-- Provided information start --

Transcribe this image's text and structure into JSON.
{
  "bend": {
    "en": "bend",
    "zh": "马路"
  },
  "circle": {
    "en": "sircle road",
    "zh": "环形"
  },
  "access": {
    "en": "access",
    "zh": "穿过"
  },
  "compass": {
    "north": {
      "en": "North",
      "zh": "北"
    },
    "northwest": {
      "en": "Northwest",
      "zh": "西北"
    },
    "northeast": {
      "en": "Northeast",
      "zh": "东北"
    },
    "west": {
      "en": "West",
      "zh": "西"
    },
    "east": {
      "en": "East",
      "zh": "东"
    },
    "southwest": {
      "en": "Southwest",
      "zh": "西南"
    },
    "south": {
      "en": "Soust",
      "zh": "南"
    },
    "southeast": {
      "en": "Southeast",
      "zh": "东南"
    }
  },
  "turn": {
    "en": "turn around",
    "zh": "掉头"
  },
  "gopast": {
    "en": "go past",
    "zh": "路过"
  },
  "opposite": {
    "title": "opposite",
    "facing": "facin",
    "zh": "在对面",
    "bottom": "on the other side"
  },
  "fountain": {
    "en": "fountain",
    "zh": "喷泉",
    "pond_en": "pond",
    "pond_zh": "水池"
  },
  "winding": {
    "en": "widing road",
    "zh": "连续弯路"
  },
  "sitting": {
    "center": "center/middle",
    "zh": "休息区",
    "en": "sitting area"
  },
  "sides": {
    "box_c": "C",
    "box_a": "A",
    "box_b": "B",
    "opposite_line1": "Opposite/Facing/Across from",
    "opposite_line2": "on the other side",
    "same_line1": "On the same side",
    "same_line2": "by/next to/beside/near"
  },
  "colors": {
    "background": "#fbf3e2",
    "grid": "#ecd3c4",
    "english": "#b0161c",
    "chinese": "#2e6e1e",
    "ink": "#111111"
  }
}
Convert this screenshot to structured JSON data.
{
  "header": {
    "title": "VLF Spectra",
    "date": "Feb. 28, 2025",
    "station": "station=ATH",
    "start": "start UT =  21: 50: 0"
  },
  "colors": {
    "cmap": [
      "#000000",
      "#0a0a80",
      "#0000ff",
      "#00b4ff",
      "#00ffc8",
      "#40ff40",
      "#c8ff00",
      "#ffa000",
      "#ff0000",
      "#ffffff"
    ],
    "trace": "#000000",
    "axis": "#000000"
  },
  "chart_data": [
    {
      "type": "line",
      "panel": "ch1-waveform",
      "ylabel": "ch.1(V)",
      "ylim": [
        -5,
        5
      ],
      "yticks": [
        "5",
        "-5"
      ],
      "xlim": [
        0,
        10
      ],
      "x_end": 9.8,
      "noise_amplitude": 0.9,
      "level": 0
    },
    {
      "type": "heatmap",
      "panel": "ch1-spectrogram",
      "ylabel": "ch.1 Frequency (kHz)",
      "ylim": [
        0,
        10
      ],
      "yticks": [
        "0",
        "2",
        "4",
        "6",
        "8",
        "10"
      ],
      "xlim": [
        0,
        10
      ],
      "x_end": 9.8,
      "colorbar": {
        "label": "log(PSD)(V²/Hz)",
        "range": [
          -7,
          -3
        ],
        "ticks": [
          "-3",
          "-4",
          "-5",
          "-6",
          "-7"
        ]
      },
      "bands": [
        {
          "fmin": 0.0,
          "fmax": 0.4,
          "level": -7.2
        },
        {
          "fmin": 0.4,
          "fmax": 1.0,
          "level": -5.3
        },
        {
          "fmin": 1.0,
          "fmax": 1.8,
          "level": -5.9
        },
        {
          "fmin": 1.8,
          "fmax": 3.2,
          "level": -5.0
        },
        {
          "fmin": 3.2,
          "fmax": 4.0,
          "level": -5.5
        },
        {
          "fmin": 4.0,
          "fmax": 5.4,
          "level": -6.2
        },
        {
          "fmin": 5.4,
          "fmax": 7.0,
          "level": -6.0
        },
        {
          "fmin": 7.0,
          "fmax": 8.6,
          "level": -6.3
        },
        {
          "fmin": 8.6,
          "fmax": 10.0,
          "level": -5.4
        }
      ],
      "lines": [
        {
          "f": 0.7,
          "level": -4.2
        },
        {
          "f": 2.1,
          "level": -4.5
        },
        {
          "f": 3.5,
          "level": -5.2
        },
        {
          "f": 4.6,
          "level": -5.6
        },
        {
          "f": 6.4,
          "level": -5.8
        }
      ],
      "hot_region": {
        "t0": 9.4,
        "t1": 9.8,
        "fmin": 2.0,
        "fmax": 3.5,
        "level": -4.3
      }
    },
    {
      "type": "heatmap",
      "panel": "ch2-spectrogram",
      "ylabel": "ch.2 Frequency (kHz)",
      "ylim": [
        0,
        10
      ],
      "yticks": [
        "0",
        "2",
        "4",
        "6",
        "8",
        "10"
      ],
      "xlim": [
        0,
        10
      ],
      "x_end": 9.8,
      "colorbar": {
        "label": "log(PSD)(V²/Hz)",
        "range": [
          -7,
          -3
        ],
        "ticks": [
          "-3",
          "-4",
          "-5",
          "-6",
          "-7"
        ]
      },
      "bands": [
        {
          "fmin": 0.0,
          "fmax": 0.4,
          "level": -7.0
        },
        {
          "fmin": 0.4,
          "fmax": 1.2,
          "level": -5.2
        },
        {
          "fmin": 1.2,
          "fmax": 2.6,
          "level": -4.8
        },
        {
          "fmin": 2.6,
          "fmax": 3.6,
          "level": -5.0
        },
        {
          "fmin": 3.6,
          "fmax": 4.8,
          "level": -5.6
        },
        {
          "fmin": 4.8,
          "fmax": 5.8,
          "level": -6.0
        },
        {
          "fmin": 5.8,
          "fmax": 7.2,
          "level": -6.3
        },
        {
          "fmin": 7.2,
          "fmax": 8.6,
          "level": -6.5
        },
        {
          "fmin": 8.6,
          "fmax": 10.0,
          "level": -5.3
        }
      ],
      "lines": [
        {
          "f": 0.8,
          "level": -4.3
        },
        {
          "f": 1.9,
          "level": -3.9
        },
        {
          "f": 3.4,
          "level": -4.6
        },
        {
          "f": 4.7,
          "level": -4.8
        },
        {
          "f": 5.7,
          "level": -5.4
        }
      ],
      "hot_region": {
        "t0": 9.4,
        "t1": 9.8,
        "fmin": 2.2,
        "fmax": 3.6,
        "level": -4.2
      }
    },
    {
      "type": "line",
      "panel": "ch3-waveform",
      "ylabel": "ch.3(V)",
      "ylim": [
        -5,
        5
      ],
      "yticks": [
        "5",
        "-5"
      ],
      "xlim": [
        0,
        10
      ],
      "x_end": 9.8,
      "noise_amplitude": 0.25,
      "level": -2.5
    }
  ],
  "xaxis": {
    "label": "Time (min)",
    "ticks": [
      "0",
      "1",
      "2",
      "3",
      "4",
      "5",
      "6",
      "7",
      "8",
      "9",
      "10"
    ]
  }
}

-- Provided information end --

Instructions for the task:
Transcribe every entry word for word.

Written solution:
Transcribe this image's text and structure into JSON.
{
  "bend": {
    "en": "bend",
    "zh": "马路"
  },
  "circle": {
    "en": "sircle road",
    "zh": "环形"
  },
  "access": {
    "en": "access",
    "zh": "穿过"
  },
  "compass": {
    "north": {
      "en": "North",
      "zh": "北"
    },
    "northwest": {
      "en": "Northwest",
      "zh": "西北"
    },
    "northeast": {
      "en": "Northeast",
      "zh": "东北"
    },
    "west": {
      "en": "West",
      "zh": "西"
    },
    "east": {
      "en": "East",
      "zh": "东"
    },
    "southwest": {
      "en": "Southwest",
      "zh": "西南"
    },
    "south": {
      "en": "Soust",
      "zh": "南"
    },
    "southeast": {
      "en": "Southeast",
      "zh": "东南"
    }
  },
  "turn": {
    "en": "turn around",
    "zh": "掉头"
  },
  "gopast": {
    "en": "go past",
    "zh": "路过"
  },
  "opposite": {
    "title": "opposite",
    "facing": "facin",
    "zh": "在对面",
    "bottom": "on the other side"
  },
  "fountain": {
    "en": "fountain",
    "zh": "喷泉",
    "pond_en": "pond",
    "pond_zh": "水池"
  },
  "winding": {
    "en": "widing road",
    "zh": "连续弯路"
  },
  "sitting": {
    "center": "center/middle",
    "zh": "休息区",
    "en": "sitting area"
  },
  "sides": {
    "box_c": "C",
    "box_a": "A",
    "box_b": "B",
    "opposite_line1": "Opposite/Facing/Across from",
    "opposite_line2": "on the other side",
    "same_line1": "On the same side",
    "same_line2": "by/next to/beside/near"
  },
  "colors": {
    "background": "#fbf3e2",
    "grid": "#ecd3c4",
    "english": "#b0161c",
    "chinese": "#2e6e1e",
    "ink": "#111111"
  }
}
Convert this screenshot to structured JSON data.
{
  "header": {
    "title": "VLF Spectra",
    "date": "Feb. 28, 2025",
    "station": "station=ATH",
    "start": "start UT =  21: 50: 0"
  },
  "colors": {
    "cmap": [
      "#000000",
      "#0a0a80",
      "#0000ff",
      "#00b4ff",
      "#00ffc8",
      "#40ff40",
      "#c8ff00",
      "#ffa000",
      "#ff0000",
      "#ffffff"
    ],
    "trace": "#000000",
    "axis": "#000000"
  },
  "chart_data": [
    {
      "type": "line",
      "panel": "ch1-waveform",
      "ylabel": "ch.1(V)",
      "ylim": [
        -5,
        5
      ],
      "yticks": [
        "5",
        "-5"
      ],
      "xlim": [
        0,
        10
      ],
      "x_end": 9.8,
      "noise_amplitude": 0.9,
      "level": 0
    },
    {
      "type": "heatmap",
      "panel": "ch1-spectrogram",
      "ylabel": "ch.1 Frequency (kHz)",
      "ylim": [
        0,
        10
      ],
      "yticks": [
        "0",
        "2",
        "4",
        "6",
        "8",
        "10"
      ],
      "xlim": [
        0,
        10
      ],
      "x_end": 9.8,
      "colorbar": {
        "label": "log(PSD)(V²/Hz)",
        "range": [
          -7,
          -3
        ],
        "ticks": [
          "-3",
          "-4",
          "-5",
          "-6",
          "-7"
        ]
      },
      "bands": [
        {
          "fmin": 0.0,
          "fmax": 0.4,
          "level": -7.2
        },
        {
          "fmin": 0.4,
          "fmax": 1.0,
          "level": -5.3
        },
        {
          "fmin": 1.0,
          "fmax": 1.8,
          "level": -5.9
        },
        {
          "fmin": 1.8,
          "fmax": 3.2,
          "level": -5.0
        },
        {
          "fmin": 3.2,
          "fmax": 4.0,
          "level": -5.5
        },
        {
          "fmin": 4.0,
          "fmax": 5.4,
          "level": -6.2
        },
        {
          "fmin": 5.4,
          "fmax": 7.0,
          "level": -6.0
        },
        {
          "fmin": 7.0,
          "fmax": 8.6,
          "level": -6.3
        },
        {
          "fmin": 8.6,
          "fmax": 10.0,
          "level": -5.4
        }
      ],
      "lines": [
        {
          "f": 0.7,
          "level": -4.2
        },
        {
          "f": 2.1,
          "level": -4.5
        },
        {
          "f": 3.5,
          "level": -5.2
        },
        {
          "f": 4.6,
          "level": -5.6
        },
        {
          "f": 6.4,
          "level": -5.8
        }
      ],
      "hot_region": {
        "t0": 9.4,
        "t1": 9.8,
        "fmin": 2.0,
        "fmax": 3.5,
        "level": -4.3
      }
    },
    {
      "type": "heatmap",
      "panel": "ch2-spectrogram",
      "ylabel": "ch.2 Frequency (kHz)",
      "ylim": [
        0,
        10
      ],
      "yticks": [
        "0",
        "2",
        "4",
        "6",
        "8",
        "10"
      ],
      "xlim": [
        0,
        10
      ],
      "x_end": 9.8,
      "colorbar": {
        "label": "log(PSD)(V²/Hz)",
        "range": [
          -7,
          -3
        ],
        "ticks": [
          "-3",
          "-4",
          "-5",
          "-6",
          "-7"
        ]
      },
      "bands": [
        {
          "fmin": 0.0,
          "fmax": 0.4,
          "level": -7.0
        },
        {
          "fmin": 0.4,
          "fmax": 1.2,
          "level": -5.2
        },
        {
          "fmin": 1.2,
          "fmax": 2.6,
          "level": -4.8
        },
        {
          "fmin": 2.6,
          "fmax": 3.6,
          "level": -5.0
        },
        {
          "fmin": 3.6,
          "fmax": 4.8,
          "level": -5.6
        },
        {
          "fmin": 4.8,
          "fmax": 5.8,
          "level": -6.0
        },
        {
          "fmin": 5.8,
          "fmax": 7.2,
          "level": -6.3
        },
        {
          "fmin": 7.2,
          "fmax": 8.6,
          "level": -6.5
        },
        {
          "fmin": 8.6,
          "fmax": 10.0,
          "level": -5.3
        }
      ],
      "lines": [
        {
          "f": 0.8,
          "level": -4.3
        },
        {
          "f": 1.9,
          "level": -3.9
        },
        {
          "f": 3.4,
          "level": -4.6
        },
        {
          "f": 4.7,
          "level": -4.8
        },
        {
          "f": 5.7,
          "level": -5.4
        }
      ],
      "hot_region": {
        "t0": 9.4,
        "t1": 9.8,
        "fmin": 2.2,
        "fmax": 3.6,
        "level": -4.2
      }
    },
    {
      "type": "line",
      "panel": "ch3-waveform",
      "ylabel": "ch.3(V)",
      "ylim": [
        -5,
        5
      ],
      "yticks": [
        "5",
        "-5"
      ],
      "xlim": [
        0,
        10
      ],
      "x_end": 9.8,
      "noise_amplitude": 0.25,
      "level": -2.5
    }
  ],
  "xaxis": {
    "label": "Time (min)",
    "ticks": [
      "0",
      "1",
      "2",
      "3",
      "4",
      "5",
      "6",
      "7",
      "8",
      "9",
      "10"
    ]
  }
}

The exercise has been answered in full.